# WHAT THE TASK ASKS
Your answer should be one number: how many lines of the data include the string "into"?

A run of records
--- BEGIN ---
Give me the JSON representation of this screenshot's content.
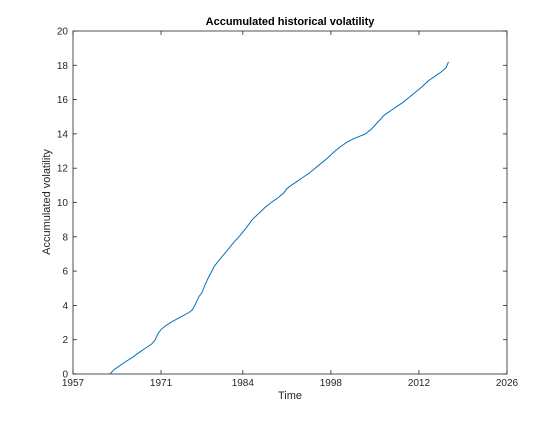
{
  "chart_data": {
    "type": "line",
    "title": "Accumulated historical volatility",
    "xlabel": "Time",
    "ylabel": "Accumulated volatility",
    "xlim": [
      1957,
      2026
    ],
    "ylim": [
      0,
      20
    ],
    "x_ticks": [
      1957,
      1971,
      1984,
      1998,
      2012,
      2026
    ],
    "x_tick_labels": [
      "1957",
      "1971",
      "1984",
      "1998",
      "2012",
      "2026"
    ],
    "y_ticks": [
      0,
      2,
      4,
      6,
      8,
      10,
      12,
      14,
      16,
      18,
      20
    ],
    "y_tick_labels": [
      "0",
      "2",
      "4",
      "6",
      "8",
      "10",
      "12",
      "14",
      "16",
      "18",
      "20"
    ],
    "grid": false,
    "legend": "none",
    "line_color": "#0072BD",
    "series": [
      {
        "x": [
          1962.9,
          1963.5,
          1964.5,
          1965.5,
          1966.5,
          1967.5,
          1968.5,
          1969.5,
          1970.0,
          1970.5,
          1971.0,
          1971.5,
          1972.5,
          1973.5,
          1974.5,
          1975.5,
          1976.0,
          1976.5,
          1977.0,
          1977.5,
          1978.0,
          1978.5,
          1979.0,
          1979.5,
          1980.5,
          1981.5,
          1982.5,
          1983.5,
          1984.5,
          1985.5,
          1986.5,
          1987.5,
          1988.5,
          1989.5,
          1990.5,
          1991.0,
          1991.5,
          1992.5,
          1993.5,
          1994.5,
          1995.5,
          1996.5,
          1997.5,
          1998.5,
          1999.5,
          2000.5,
          2001.5,
          2002.5,
          2003.5,
          2004.5,
          2005.5,
          2006.5,
          2007.5,
          2008.5,
          2009.5,
          2010.5,
          2011.5,
          2012.5,
          2013.5,
          2014.5,
          2015.5,
          2016.3,
          2016.7
        ],
        "y": [
          0.0,
          0.25,
          0.5,
          0.75,
          0.98,
          1.25,
          1.5,
          1.75,
          1.95,
          2.35,
          2.6,
          2.75,
          3.0,
          3.2,
          3.4,
          3.6,
          3.75,
          4.1,
          4.5,
          4.75,
          5.2,
          5.6,
          5.95,
          6.3,
          6.75,
          7.2,
          7.65,
          8.05,
          8.5,
          9.0,
          9.35,
          9.7,
          10.0,
          10.25,
          10.55,
          10.8,
          10.95,
          11.2,
          11.45,
          11.7,
          12.0,
          12.3,
          12.6,
          12.95,
          13.25,
          13.5,
          13.7,
          13.85,
          14.0,
          14.3,
          14.7,
          15.1,
          15.35,
          15.6,
          15.85,
          16.15,
          16.45,
          16.75,
          17.1,
          17.35,
          17.6,
          17.85,
          18.2
        ]
      }
    ]
  }
}
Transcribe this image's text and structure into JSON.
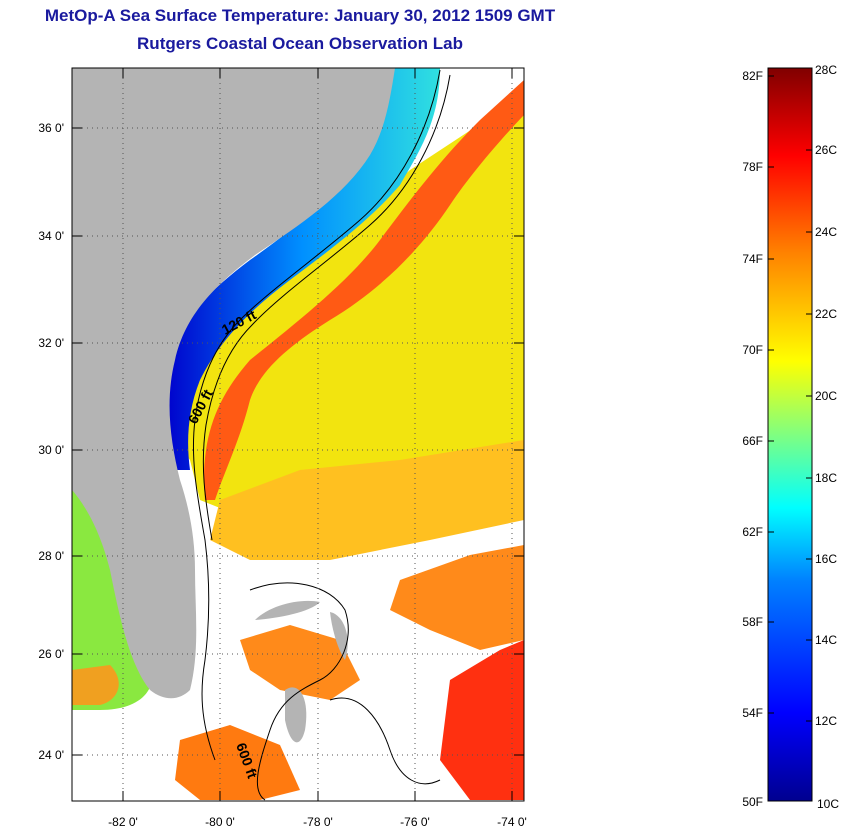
{
  "title": "MetOp-A Sea Surface Temperature:  January 30, 2012 1509 GMT",
  "subtitle": "Rutgers Coastal Ocean Observation Lab",
  "map": {
    "lat_labels": [
      "36 0'",
      "34 0'",
      "32 0'",
      "30 0'",
      "28 0'",
      "26 0'",
      "24 0'"
    ],
    "lon_labels": [
      "-82 0'",
      "-80 0'",
      "-78 0'",
      "-76 0'",
      "-74 0'"
    ],
    "contour_labels": [
      "120 ft",
      "600 ft",
      "600 ft"
    ],
    "colors": {
      "land": "#b4b4b4",
      "missing_data": "#ffffff"
    }
  },
  "colorbar": {
    "fahrenheit_labels": [
      "82F",
      "78F",
      "74F",
      "70F",
      "66F",
      "62F",
      "58F",
      "54F",
      "50F"
    ],
    "celsius_labels": [
      "28C",
      "26C",
      "24C",
      "22C",
      "20C",
      "18C",
      "16C",
      "14C",
      "12C",
      "10C"
    ],
    "colormap": [
      "#00008f",
      "#0000ff",
      "#0080ff",
      "#00ffff",
      "#80ff80",
      "#ffff00",
      "#ff8000",
      "#ff0000",
      "#800000"
    ]
  }
}
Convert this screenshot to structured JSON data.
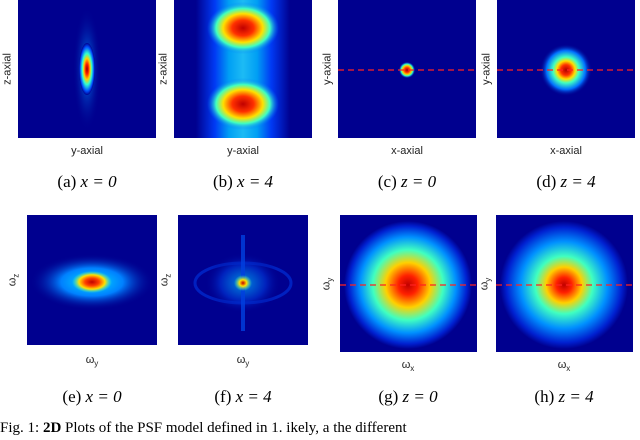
{
  "panels": [
    {
      "xlabel": "y-axial",
      "ylabel": "z-axial",
      "caption_tag": "(a)",
      "caption_math": "x = 0"
    },
    {
      "xlabel": "y-axial",
      "ylabel": "z-axial",
      "caption_tag": "(b)",
      "caption_math": "x = 4"
    },
    {
      "xlabel": "x-axial",
      "ylabel": "y-axial",
      "caption_tag": "(c)",
      "caption_math": "z = 0"
    },
    {
      "xlabel": "x-axial",
      "ylabel": "y-axial",
      "caption_tag": "(d)",
      "caption_math": "z = 4"
    },
    {
      "xlabel_sym": "ω",
      "xlabel_sub": "y",
      "ylabel_sym": "ω",
      "ylabel_sub": "z",
      "caption_tag": "(e)",
      "caption_math": "x = 0"
    },
    {
      "xlabel_sym": "ω",
      "xlabel_sub": "y",
      "ylabel_sym": "ω",
      "ylabel_sub": "z",
      "caption_tag": "(f)",
      "caption_math": "x = 4"
    },
    {
      "xlabel_sym": "ω",
      "xlabel_sub": "x",
      "ylabel_sym": "ω",
      "ylabel_sub": "y",
      "caption_tag": "(g)",
      "caption_math": "z = 0"
    },
    {
      "xlabel_sym": "ω",
      "xlabel_sub": "x",
      "ylabel_sym": "ω",
      "ylabel_sub": "y",
      "caption_tag": "(h)",
      "caption_math": "z = 4"
    }
  ],
  "figure_caption": {
    "prefix": "Fig. 1:",
    "bold": "2D",
    "text": "Plots of the PSF model defined in 1. ikely, a the different"
  },
  "colors": {
    "background": "#00008f",
    "dashed_line": "#ff2020"
  }
}
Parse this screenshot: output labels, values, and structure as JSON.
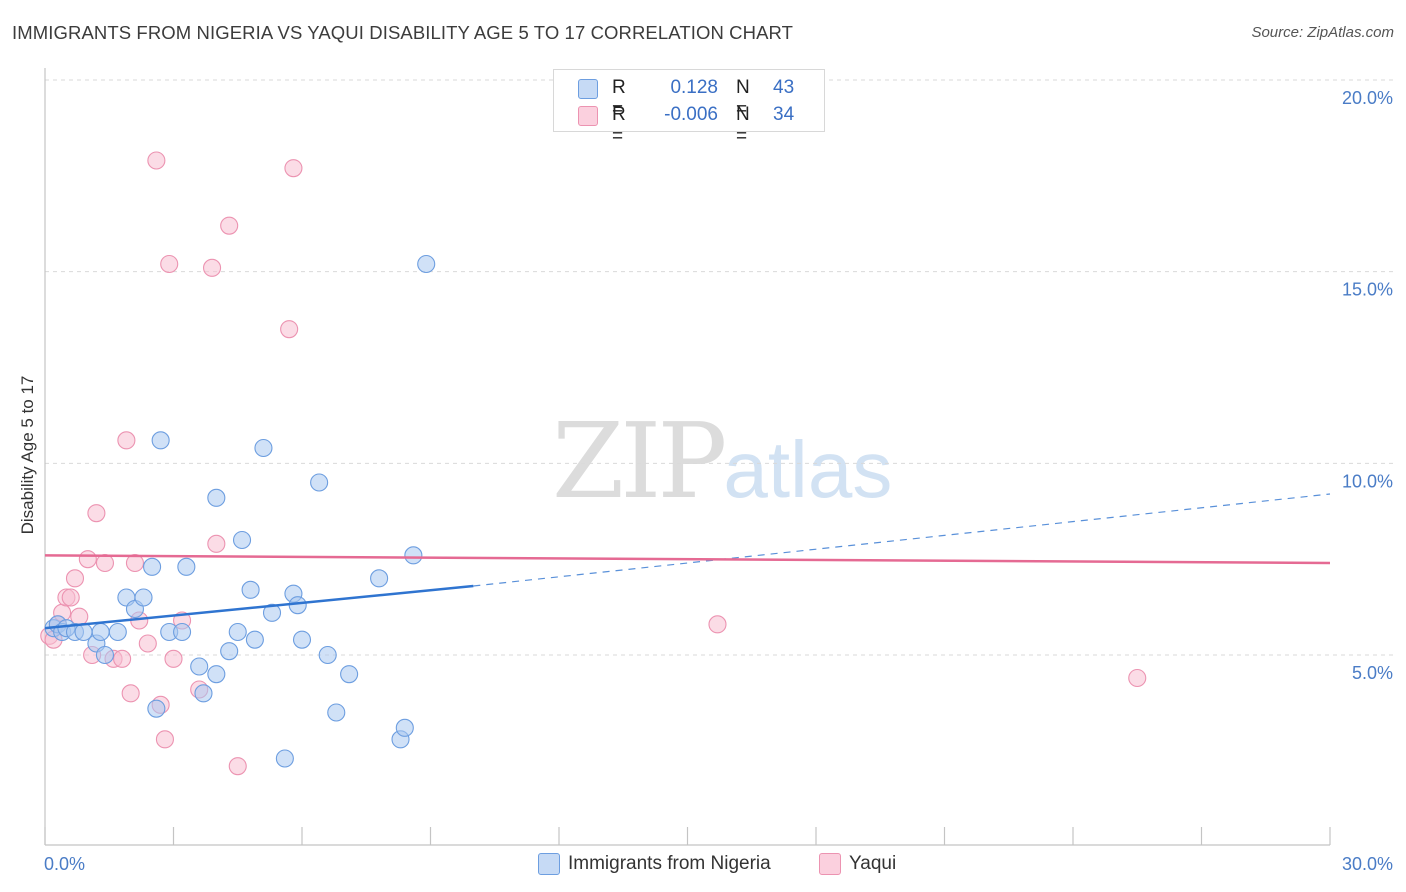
{
  "header": {
    "title": "IMMIGRANTS FROM NIGERIA VS YAQUI DISABILITY AGE 5 TO 17 CORRELATION CHART",
    "source": "Source: ZipAtlas.com"
  },
  "watermark": {
    "zip": "ZIP",
    "atlas": "atlas"
  },
  "legend": {
    "r_label": "R =",
    "n_label": "N =",
    "series": [
      {
        "r": "0.128",
        "n": "43"
      },
      {
        "r": "-0.006",
        "n": "34"
      }
    ]
  },
  "colors": {
    "nigeria_fill": "#a9c8f0",
    "nigeria_stroke": "#6d9ee0",
    "nigeria_line": "#2f74d0",
    "yaqui_fill": "#f8bfd1",
    "yaqui_stroke": "#ec93b1",
    "yaqui_line": "#e56a93",
    "grid": "#d9d9d9",
    "axis_text": "#4a7cc6"
  },
  "chart_data": {
    "type": "scatter",
    "title": "IMMIGRANTS FROM NIGERIA VS YAQUI DISABILITY AGE 5 TO 17 CORRELATION CHART",
    "xlabel": "",
    "ylabel": "Disability Age 5 to 17",
    "xlim": [
      0,
      30
    ],
    "ylim": [
      0,
      20
    ],
    "x_tick_labels": [
      "0.0%",
      "30.0%"
    ],
    "y_ticks": [
      5,
      10,
      15,
      20
    ],
    "y_tick_labels": [
      "5.0%",
      "10.0%",
      "15.0%",
      "20.0%"
    ],
    "series": [
      {
        "name": "Immigrants from Nigeria",
        "color": "#6d9ee0",
        "points": [
          [
            0.2,
            5.7
          ],
          [
            0.3,
            5.8
          ],
          [
            0.4,
            5.6
          ],
          [
            0.5,
            5.7
          ],
          [
            0.7,
            5.6
          ],
          [
            0.9,
            5.6
          ],
          [
            1.2,
            5.3
          ],
          [
            1.3,
            5.6
          ],
          [
            1.4,
            5.0
          ],
          [
            1.7,
            5.6
          ],
          [
            1.9,
            6.5
          ],
          [
            2.1,
            6.2
          ],
          [
            2.3,
            6.5
          ],
          [
            2.5,
            7.3
          ],
          [
            2.6,
            3.6
          ],
          [
            2.7,
            10.6
          ],
          [
            2.9,
            5.6
          ],
          [
            3.2,
            5.6
          ],
          [
            3.3,
            7.3
          ],
          [
            3.6,
            4.7
          ],
          [
            3.7,
            4.0
          ],
          [
            4.0,
            9.1
          ],
          [
            4.0,
            4.5
          ],
          [
            4.3,
            5.1
          ],
          [
            4.5,
            5.6
          ],
          [
            4.6,
            8.0
          ],
          [
            4.8,
            6.7
          ],
          [
            4.9,
            5.4
          ],
          [
            5.1,
            10.4
          ],
          [
            5.3,
            6.1
          ],
          [
            5.6,
            2.3
          ],
          [
            5.8,
            6.6
          ],
          [
            5.9,
            6.3
          ],
          [
            6.0,
            5.4
          ],
          [
            6.4,
            9.5
          ],
          [
            6.6,
            5.0
          ],
          [
            6.8,
            3.5
          ],
          [
            7.1,
            4.5
          ],
          [
            7.8,
            7.0
          ],
          [
            8.3,
            2.8
          ],
          [
            8.4,
            3.1
          ],
          [
            8.6,
            7.6
          ],
          [
            8.9,
            15.2
          ]
        ],
        "trend": {
          "x": [
            0,
            10
          ],
          "y": [
            5.7,
            6.8
          ],
          "dashed_to": [
            30,
            9.2
          ]
        }
      },
      {
        "name": "Yaqui",
        "color": "#ec93b1",
        "points": [
          [
            0.1,
            5.5
          ],
          [
            0.2,
            5.4
          ],
          [
            0.3,
            5.8
          ],
          [
            0.4,
            6.1
          ],
          [
            0.5,
            6.5
          ],
          [
            0.6,
            6.5
          ],
          [
            0.7,
            7.0
          ],
          [
            0.8,
            6.0
          ],
          [
            1.0,
            7.5
          ],
          [
            1.1,
            5.0
          ],
          [
            1.2,
            8.7
          ],
          [
            1.4,
            7.4
          ],
          [
            1.6,
            4.9
          ],
          [
            1.8,
            4.9
          ],
          [
            1.9,
            10.6
          ],
          [
            2.0,
            4.0
          ],
          [
            2.1,
            7.4
          ],
          [
            2.2,
            5.9
          ],
          [
            2.4,
            5.3
          ],
          [
            2.6,
            17.9
          ],
          [
            2.7,
            3.7
          ],
          [
            2.8,
            2.8
          ],
          [
            2.9,
            15.2
          ],
          [
            3.0,
            4.9
          ],
          [
            3.2,
            5.9
          ],
          [
            3.6,
            4.1
          ],
          [
            3.9,
            15.1
          ],
          [
            4.0,
            7.9
          ],
          [
            4.3,
            16.2
          ],
          [
            4.5,
            2.1
          ],
          [
            5.7,
            13.5
          ],
          [
            5.8,
            17.7
          ],
          [
            15.7,
            5.8
          ],
          [
            25.5,
            4.4
          ]
        ],
        "trend": {
          "x": [
            0,
            30
          ],
          "y": [
            7.6,
            7.4
          ]
        }
      }
    ]
  },
  "bottom_legend": {
    "nigeria": "Immigrants from Nigeria",
    "yaqui": "Yaqui"
  }
}
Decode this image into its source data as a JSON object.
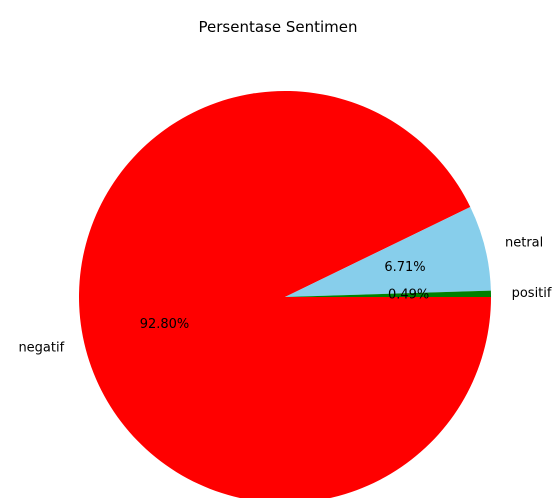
{
  "chart_data": {
    "type": "pie",
    "title": "Persentase Sentimen",
    "categories": [
      "negatif",
      "netral",
      "positif"
    ],
    "values": [
      92.8,
      6.71,
      0.49
    ],
    "value_labels": [
      "92.80%",
      "6.71%",
      "0.49%"
    ],
    "colors": [
      "#ff0000",
      "#87ceeb",
      "#008000"
    ],
    "legend": "none",
    "start_angle_deg": 0,
    "direction": "clockwise"
  }
}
--- END ---
# ANSWER FOR THE TASK
2